**What you should do**
Starting with the line that holds "Read out every word on this page.", reproduce each line through the last one of the data, exactly as written. Pictures are not copied.

**Material**
::::::::

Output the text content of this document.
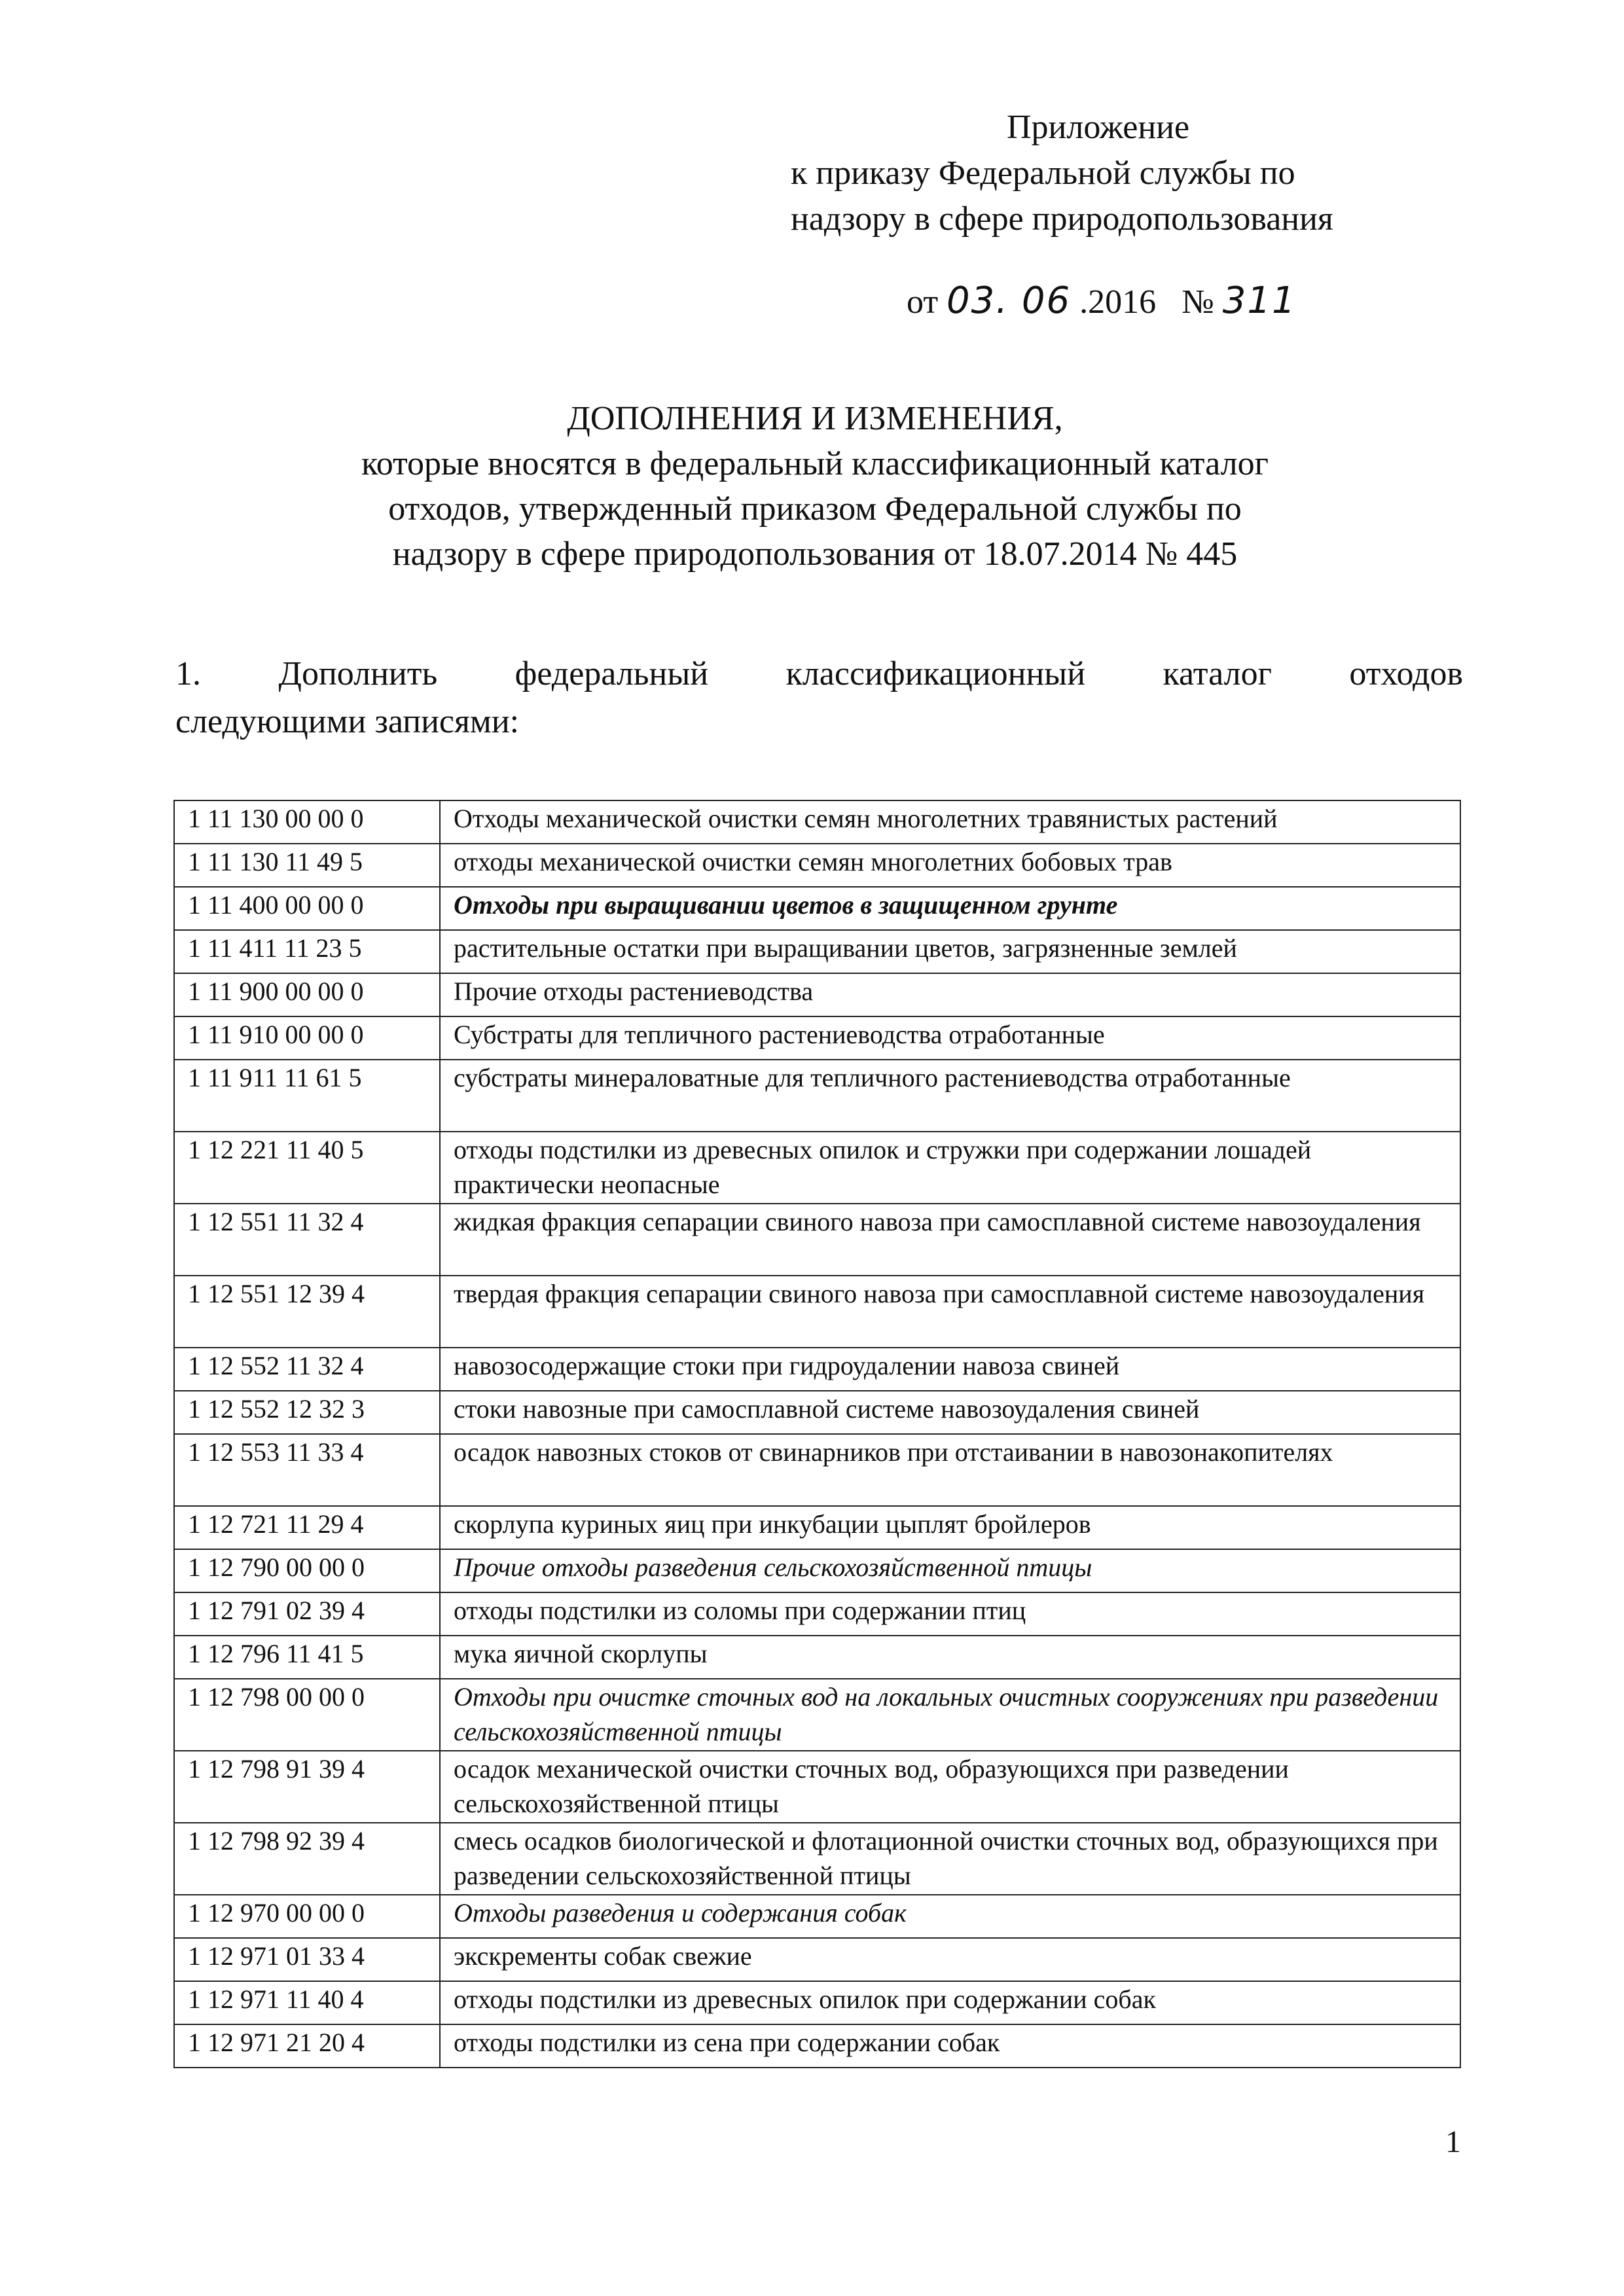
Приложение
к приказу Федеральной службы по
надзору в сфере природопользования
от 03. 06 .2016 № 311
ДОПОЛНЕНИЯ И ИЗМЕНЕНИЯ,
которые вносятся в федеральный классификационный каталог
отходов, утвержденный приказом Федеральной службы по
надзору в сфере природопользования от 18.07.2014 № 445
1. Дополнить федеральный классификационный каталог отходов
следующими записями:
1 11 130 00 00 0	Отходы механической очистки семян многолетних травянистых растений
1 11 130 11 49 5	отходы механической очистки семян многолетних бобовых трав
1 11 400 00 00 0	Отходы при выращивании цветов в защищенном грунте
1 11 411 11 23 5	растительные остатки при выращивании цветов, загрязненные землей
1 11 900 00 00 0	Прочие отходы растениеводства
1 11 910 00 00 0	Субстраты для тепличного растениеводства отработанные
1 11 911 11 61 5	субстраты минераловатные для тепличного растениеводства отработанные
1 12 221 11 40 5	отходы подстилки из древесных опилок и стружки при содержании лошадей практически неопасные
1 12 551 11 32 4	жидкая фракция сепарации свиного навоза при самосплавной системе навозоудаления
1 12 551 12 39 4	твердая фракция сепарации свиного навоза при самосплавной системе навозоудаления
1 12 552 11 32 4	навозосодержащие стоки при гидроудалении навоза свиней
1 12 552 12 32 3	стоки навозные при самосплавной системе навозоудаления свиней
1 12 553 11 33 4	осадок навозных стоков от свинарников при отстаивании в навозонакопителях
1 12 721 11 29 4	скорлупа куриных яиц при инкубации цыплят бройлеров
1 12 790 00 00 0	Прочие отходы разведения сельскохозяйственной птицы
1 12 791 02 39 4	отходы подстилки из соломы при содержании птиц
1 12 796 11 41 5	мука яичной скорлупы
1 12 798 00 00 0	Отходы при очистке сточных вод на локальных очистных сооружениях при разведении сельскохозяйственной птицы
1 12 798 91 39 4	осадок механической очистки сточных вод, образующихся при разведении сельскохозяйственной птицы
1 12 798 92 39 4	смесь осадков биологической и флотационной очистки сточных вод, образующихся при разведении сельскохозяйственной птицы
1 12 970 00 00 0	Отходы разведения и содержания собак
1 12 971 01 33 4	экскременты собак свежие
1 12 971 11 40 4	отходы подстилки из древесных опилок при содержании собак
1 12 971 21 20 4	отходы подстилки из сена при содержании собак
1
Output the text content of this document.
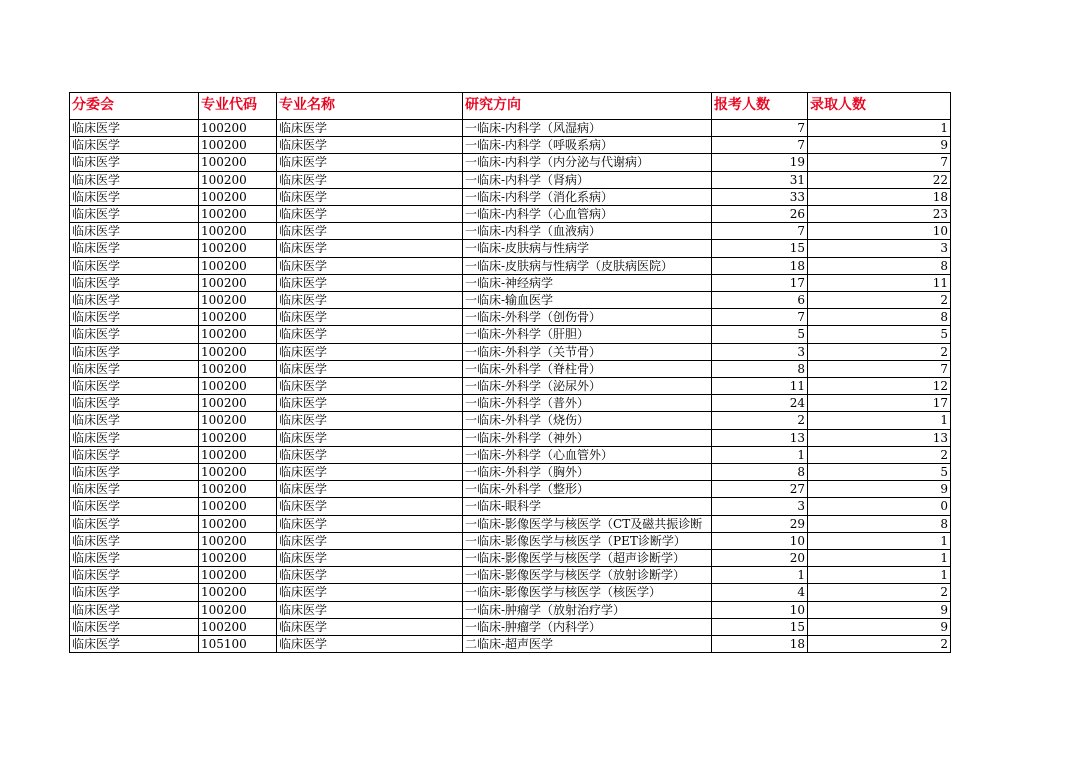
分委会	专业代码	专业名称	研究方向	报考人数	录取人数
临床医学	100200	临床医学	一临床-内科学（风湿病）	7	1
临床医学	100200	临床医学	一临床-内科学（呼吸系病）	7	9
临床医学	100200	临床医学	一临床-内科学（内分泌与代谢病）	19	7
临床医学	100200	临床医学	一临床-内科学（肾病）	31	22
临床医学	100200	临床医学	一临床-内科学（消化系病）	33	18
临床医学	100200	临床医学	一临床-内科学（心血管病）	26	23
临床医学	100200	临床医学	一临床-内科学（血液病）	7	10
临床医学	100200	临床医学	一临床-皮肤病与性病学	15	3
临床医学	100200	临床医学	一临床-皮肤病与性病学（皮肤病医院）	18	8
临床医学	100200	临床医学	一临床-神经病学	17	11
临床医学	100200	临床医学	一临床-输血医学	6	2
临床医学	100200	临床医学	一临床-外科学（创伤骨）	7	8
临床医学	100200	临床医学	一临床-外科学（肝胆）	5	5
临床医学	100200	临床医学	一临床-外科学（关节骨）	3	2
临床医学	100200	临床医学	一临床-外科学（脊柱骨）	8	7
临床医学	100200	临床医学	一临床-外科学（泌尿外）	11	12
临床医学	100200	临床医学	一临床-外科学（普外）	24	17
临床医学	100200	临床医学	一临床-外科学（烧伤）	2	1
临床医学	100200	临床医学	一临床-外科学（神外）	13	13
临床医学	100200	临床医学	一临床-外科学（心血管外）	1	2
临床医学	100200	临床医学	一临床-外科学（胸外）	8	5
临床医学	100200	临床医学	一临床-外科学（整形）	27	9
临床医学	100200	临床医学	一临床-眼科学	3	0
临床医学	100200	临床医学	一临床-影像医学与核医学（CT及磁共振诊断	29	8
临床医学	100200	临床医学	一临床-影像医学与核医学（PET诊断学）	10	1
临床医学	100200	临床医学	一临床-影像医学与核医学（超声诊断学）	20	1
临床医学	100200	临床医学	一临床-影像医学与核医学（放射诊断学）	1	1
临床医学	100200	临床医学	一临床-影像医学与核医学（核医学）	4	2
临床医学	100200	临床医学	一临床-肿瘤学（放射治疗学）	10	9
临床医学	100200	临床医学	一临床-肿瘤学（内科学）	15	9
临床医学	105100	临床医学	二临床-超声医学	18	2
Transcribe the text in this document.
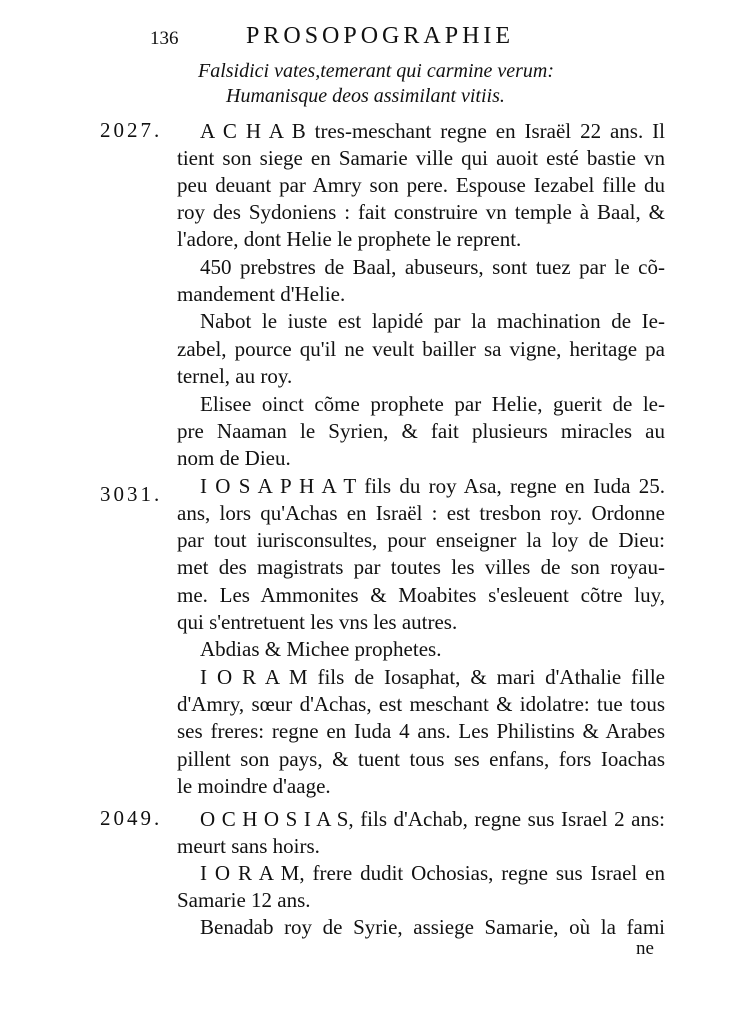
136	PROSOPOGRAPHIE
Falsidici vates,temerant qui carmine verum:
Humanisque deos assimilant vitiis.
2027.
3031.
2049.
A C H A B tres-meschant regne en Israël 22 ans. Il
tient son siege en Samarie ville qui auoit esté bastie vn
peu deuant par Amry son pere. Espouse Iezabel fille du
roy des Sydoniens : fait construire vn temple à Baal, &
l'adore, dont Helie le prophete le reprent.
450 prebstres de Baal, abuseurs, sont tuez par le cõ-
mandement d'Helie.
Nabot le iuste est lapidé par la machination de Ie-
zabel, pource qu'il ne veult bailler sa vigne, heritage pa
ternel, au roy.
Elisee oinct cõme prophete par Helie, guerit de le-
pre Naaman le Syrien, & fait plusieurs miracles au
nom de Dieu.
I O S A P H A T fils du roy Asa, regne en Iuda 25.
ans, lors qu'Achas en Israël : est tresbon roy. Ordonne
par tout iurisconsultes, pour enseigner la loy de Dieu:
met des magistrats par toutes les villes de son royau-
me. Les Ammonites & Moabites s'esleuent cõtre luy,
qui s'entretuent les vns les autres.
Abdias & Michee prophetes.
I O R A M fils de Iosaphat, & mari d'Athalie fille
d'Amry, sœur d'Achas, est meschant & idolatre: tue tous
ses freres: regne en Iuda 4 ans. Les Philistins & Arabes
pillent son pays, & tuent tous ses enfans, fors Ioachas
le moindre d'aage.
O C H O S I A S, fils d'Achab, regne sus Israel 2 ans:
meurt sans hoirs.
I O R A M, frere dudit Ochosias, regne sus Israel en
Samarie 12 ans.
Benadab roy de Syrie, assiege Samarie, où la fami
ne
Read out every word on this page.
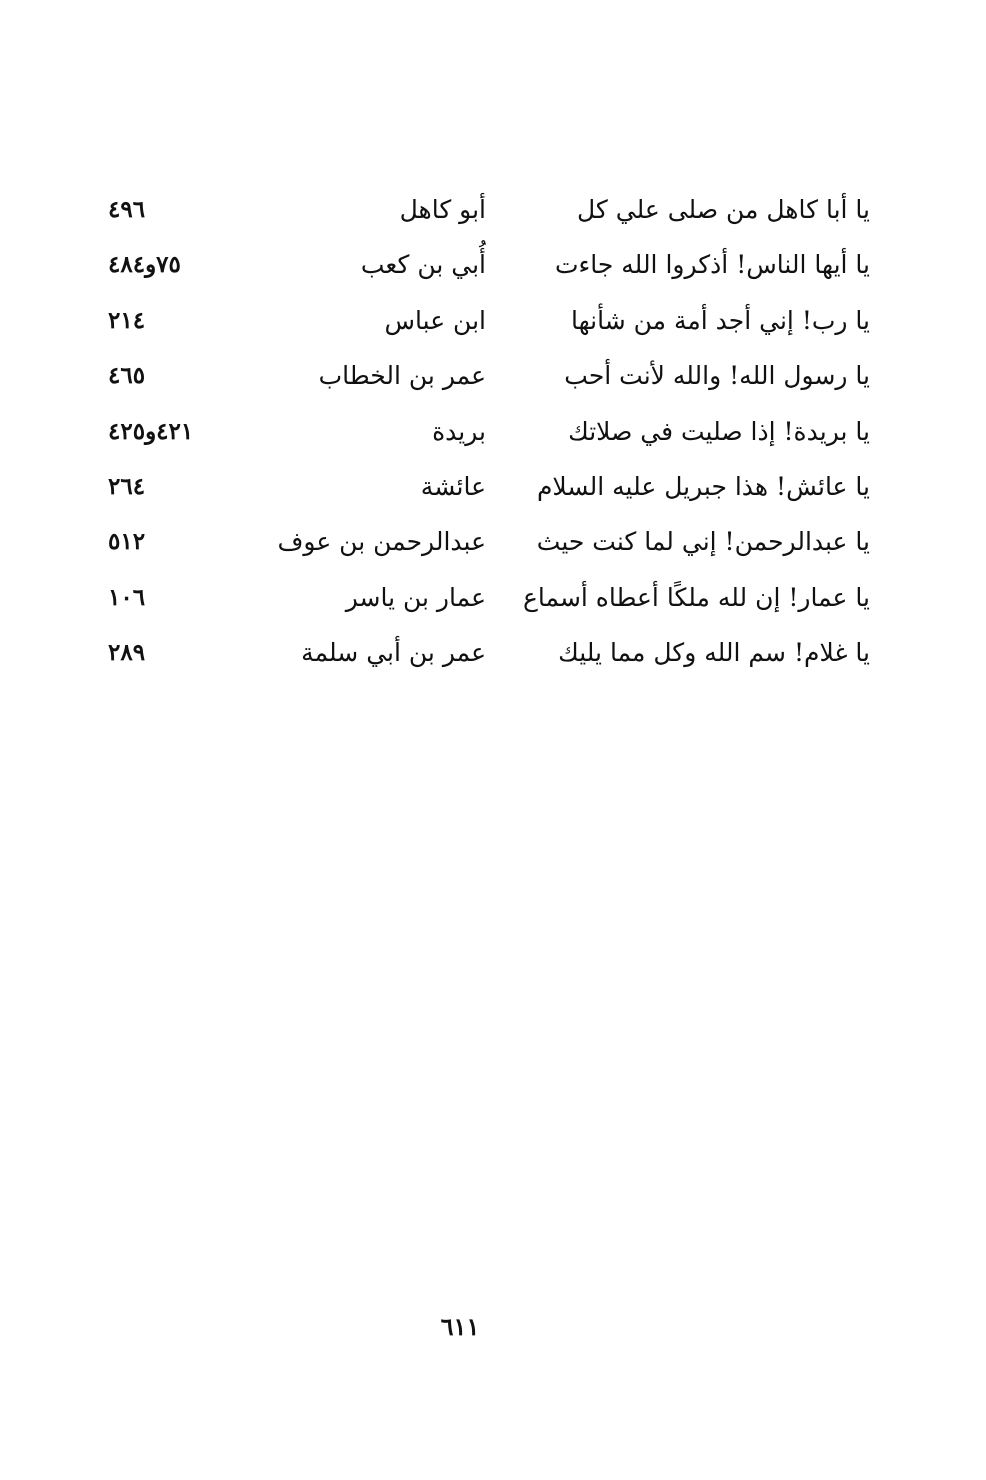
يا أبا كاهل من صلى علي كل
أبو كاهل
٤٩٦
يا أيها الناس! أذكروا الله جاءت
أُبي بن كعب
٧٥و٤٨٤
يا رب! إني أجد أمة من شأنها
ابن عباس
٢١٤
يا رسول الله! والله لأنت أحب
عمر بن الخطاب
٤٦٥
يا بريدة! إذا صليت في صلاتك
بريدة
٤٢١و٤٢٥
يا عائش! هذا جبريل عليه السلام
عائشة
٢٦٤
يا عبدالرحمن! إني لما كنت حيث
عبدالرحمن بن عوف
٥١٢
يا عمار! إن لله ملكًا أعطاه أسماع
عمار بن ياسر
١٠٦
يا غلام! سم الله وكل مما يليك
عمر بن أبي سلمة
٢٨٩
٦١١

::::::::

**Task solution**
Read out every word on this page.
يا أبا كاهل من صلى علي كل
أبو كاهل
٤٩٦
يا أيها الناس! أذكروا الله جاءت
أُبي بن كعب
٧٥و٤٨٤
يا رب! إني أجد أمة من شأنها
ابن عباس
٢١٤
يا رسول الله! والله لأنت أحب
عمر بن الخطاب
٤٦٥
يا بريدة! إذا صليت في صلاتك
بريدة
٤٢١و٤٢٥
يا عائش! هذا جبريل عليه السلام
عائشة
٢٦٤
يا عبدالرحمن! إني لما كنت حيث
عبدالرحمن بن عوف
٥١٢
يا عمار! إن لله ملكًا أعطاه أسماع
عمار بن ياسر
١٠٦
يا غلام! سم الله وكل مما يليك
عمر بن أبي سلمة
٢٨٩
٦١١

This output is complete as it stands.